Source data
"""
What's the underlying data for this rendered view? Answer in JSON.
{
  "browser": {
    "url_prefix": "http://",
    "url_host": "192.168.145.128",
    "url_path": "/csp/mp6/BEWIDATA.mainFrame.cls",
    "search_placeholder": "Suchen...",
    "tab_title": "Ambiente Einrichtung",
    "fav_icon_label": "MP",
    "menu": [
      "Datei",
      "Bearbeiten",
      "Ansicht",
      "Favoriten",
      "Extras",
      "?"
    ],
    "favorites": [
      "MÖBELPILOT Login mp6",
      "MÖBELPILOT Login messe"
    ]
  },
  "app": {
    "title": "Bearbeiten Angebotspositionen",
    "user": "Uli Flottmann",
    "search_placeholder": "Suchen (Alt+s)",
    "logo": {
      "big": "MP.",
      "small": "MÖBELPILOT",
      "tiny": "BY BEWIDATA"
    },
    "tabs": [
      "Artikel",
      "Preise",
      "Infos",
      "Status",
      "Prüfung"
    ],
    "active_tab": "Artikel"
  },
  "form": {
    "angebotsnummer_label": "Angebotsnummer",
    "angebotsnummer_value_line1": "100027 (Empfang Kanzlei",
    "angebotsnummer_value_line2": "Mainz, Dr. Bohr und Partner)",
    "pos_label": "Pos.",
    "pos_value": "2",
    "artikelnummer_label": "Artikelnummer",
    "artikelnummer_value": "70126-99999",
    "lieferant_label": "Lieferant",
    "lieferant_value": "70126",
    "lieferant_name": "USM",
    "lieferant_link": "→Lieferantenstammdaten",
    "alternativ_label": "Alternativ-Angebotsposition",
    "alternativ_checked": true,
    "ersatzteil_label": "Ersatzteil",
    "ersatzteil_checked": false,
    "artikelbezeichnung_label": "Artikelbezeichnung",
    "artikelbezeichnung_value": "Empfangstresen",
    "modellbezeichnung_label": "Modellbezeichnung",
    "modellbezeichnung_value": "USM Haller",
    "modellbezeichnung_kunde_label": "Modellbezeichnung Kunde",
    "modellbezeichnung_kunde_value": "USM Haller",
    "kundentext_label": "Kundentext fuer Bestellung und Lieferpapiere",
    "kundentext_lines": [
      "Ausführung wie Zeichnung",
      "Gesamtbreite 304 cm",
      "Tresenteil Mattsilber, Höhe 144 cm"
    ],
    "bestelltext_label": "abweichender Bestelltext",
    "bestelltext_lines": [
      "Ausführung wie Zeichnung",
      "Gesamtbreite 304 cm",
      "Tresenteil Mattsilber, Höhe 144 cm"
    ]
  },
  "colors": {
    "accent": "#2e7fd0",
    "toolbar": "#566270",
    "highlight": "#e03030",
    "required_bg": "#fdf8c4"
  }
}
"""
→ **TASK BRIEF**
Look for lines containing the string "BEWIDATA" and copy them all.

→ **OUTPUT OF THE EXERCISE**
    "url_path": "/csp/mp6/BEWIDATA.mainFrame.cls",
      "tiny": "BY BEWIDATA"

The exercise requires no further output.